**Exercise**
Every line of the listing must be reproduced as it stands. Leave the images behind.

┌────────

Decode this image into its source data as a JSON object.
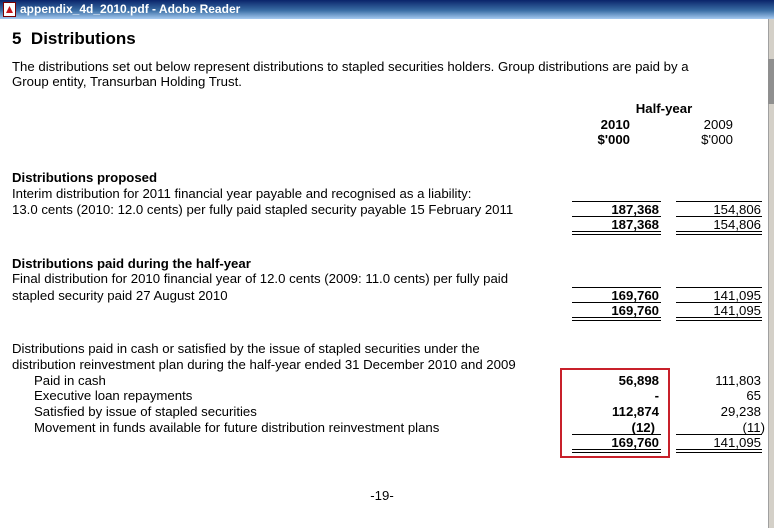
{
  "window": {
    "title": "appendix_4d_2010.pdf - Adobe Reader"
  },
  "section": {
    "number": "5",
    "title": "Distributions",
    "intro_line1": "The distributions set out below represent distributions to stapled securities holders.  Group distributions are paid by a",
    "intro_line2": "Group entity, Transurban Holding Trust."
  },
  "columns": {
    "period_label": "Half-year",
    "year_current": "2010",
    "unit_current": "$'000",
    "year_prior": "2009",
    "unit_prior": "$'000"
  },
  "proposed": {
    "heading": "Distributions proposed",
    "line1": "Interim distribution for 2011 financial year payable and recognised as a liability:",
    "line2": "13.0 cents (2010: 12.0 cents) per fully paid stapled security payable 15 February 2011",
    "value_current": "187,368",
    "value_prior": "154,806",
    "total_current": "187,368",
    "total_prior": "154,806"
  },
  "paid": {
    "heading": "Distributions paid during the half-year",
    "line1": "Final distribution for 2010 financial year of 12.0 cents (2009: 11.0 cents) per fully paid",
    "line2": "stapled security paid 27 August 2010",
    "value_current": "169,760",
    "value_prior": "141,095",
    "total_current": "169,760",
    "total_prior": "141,095"
  },
  "settlement": {
    "line1": "Distributions paid in cash or satisfied by the issue of stapled securities under the",
    "line2": "distribution reinvestment plan during the half-year ended 31 December 2010 and 2009",
    "items": [
      {
        "label": "Paid in cash",
        "current": "56,898",
        "prior": "111,803"
      },
      {
        "label": "Executive loan repayments",
        "current": "-",
        "prior": "65"
      },
      {
        "label": "Satisfied by issue of stapled securities",
        "current": "112,874",
        "prior": "29,238"
      },
      {
        "label": "Movement in funds available for future distribution reinvestment plans",
        "current": "(12)",
        "prior": "(11)"
      }
    ],
    "total_current": "169,760",
    "total_prior": "141,095"
  },
  "footer": {
    "page_number": "-19-"
  },
  "colors": {
    "highlight": "#c8202a",
    "titlebar": "#0a246a"
  }
}
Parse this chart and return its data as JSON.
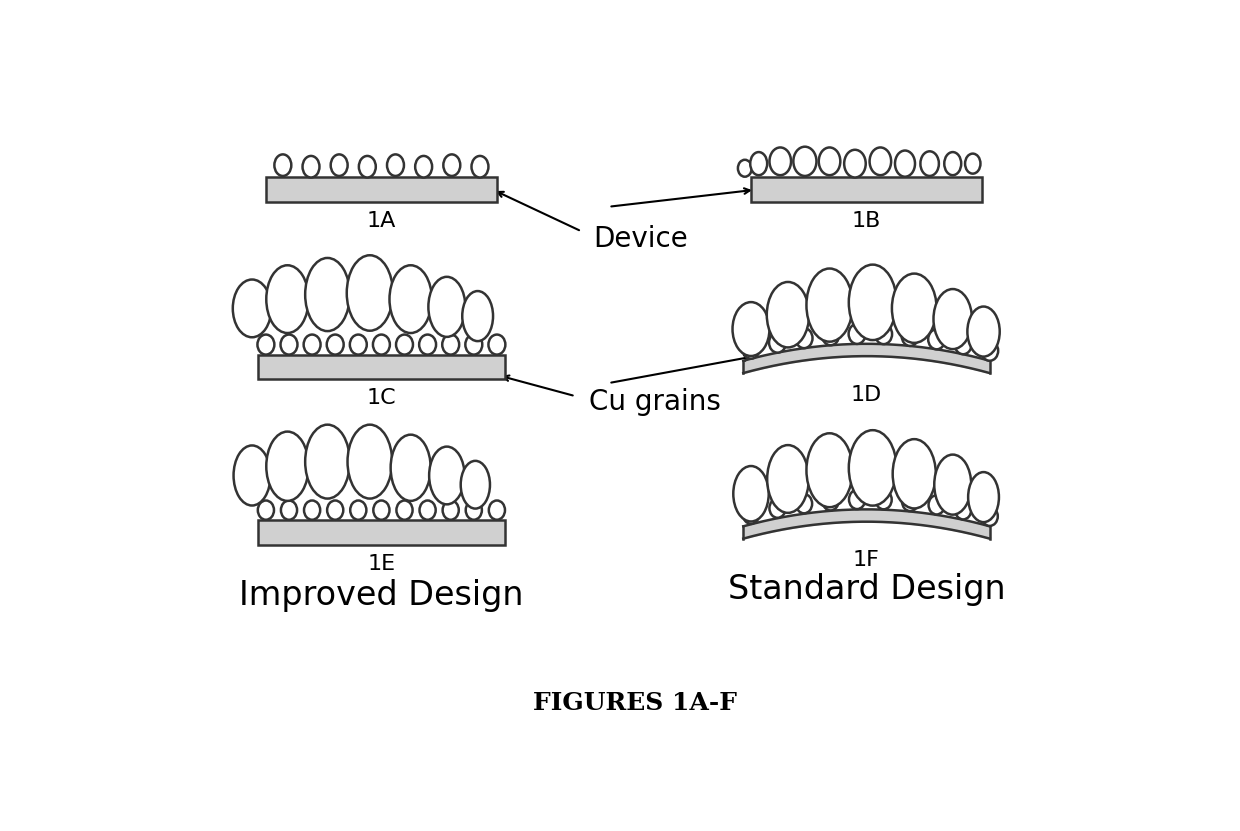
{
  "bg_color": "#ffffff",
  "text_color": "#000000",
  "substrate_color": "#d0d0d0",
  "substrate_edge": "#333333",
  "grain_face": "#ffffff",
  "grain_edge": "#333333",
  "label_fontsize": 16,
  "sublabel_fontsize": 24,
  "caption_fontsize": 20,
  "title_fontsize": 18,
  "title": "FIGURES 1A-F",
  "improved_label": "Improved Design",
  "standard_label": "Standard Design",
  "device_label": "Device",
  "cu_grains_label": "Cu grains",
  "lw": 1.8
}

└────────

**Response to the exercise**
Decode this image into its source data as a JSON object.
{
  "window": {
    "title": "appendix_4d_2010.pdf - Adobe Reader"
  },
  "section": {
    "number": "5",
    "title": "Distributions",
    "intro_line1": "The distributions set out below represent distributions to stapled securities holders.  Group distributions are paid by a",
    "intro_line2": "Group entity, Transurban Holding Trust."
  },
  "columns": {
    "period_label": "Half-year",
    "year_current": "2010",
    "unit_current": "$'000",
    "year_prior": "2009",
    "unit_prior": "$'000"
  },
  "proposed": {
    "heading": "Distributions proposed",
    "line1": "Interim distribution for 2011 financial year payable and recognised as a liability:",
    "line2": "13.0 cents (2010: 12.0 cents) per fully paid stapled security payable 15 February 2011",
    "value_current": "187,368",
    "value_prior": "154,806",
    "total_current": "187,368",
    "total_prior": "154,806"
  },
  "paid": {
    "heading": "Distributions paid during the half-year",
    "line1": "Final distribution for 2010 financial year of 12.0 cents (2009: 11.0 cents) per fully paid",
    "line2": "stapled security paid 27 August 2010",
    "value_current": "169,760",
    "value_prior": "141,095",
    "total_current": "169,760",
    "total_prior": "141,095"
  },
  "settlement": {
    "line1": "Distributions paid in cash or satisfied by the issue of stapled securities under the",
    "line2": "distribution reinvestment plan during the half-year ended 31 December 2010 and 2009",
    "items": [
      {
        "label": "Paid in cash",
        "current": "56,898",
        "prior": "111,803"
      },
      {
        "label": "Executive loan repayments",
        "current": "-",
        "prior": "65"
      },
      {
        "label": "Satisfied by issue of stapled securities",
        "current": "112,874",
        "prior": "29,238"
      },
      {
        "label": "Movement in funds available for future distribution reinvestment plans",
        "current": "(12)",
        "prior": "(11)"
      }
    ],
    "total_current": "169,760",
    "total_prior": "141,095"
  },
  "footer": {
    "page_number": "-19-"
  },
  "colors": {
    "highlight": "#c8202a",
    "titlebar": "#0a246a"
  }
}
Parse this chart and return its data as JSON.
{
  "bg_color": "#ffffff",
  "text_color": "#000000",
  "substrate_color": "#d0d0d0",
  "substrate_edge": "#333333",
  "grain_face": "#ffffff",
  "grain_edge": "#333333",
  "label_fontsize": 16,
  "sublabel_fontsize": 24,
  "caption_fontsize": 20,
  "title_fontsize": 18,
  "title": "FIGURES 1A-F",
  "improved_label": "Improved Design",
  "standard_label": "Standard Design",
  "device_label": "Device",
  "cu_grains_label": "Cu grains",
  "lw": 1.8
}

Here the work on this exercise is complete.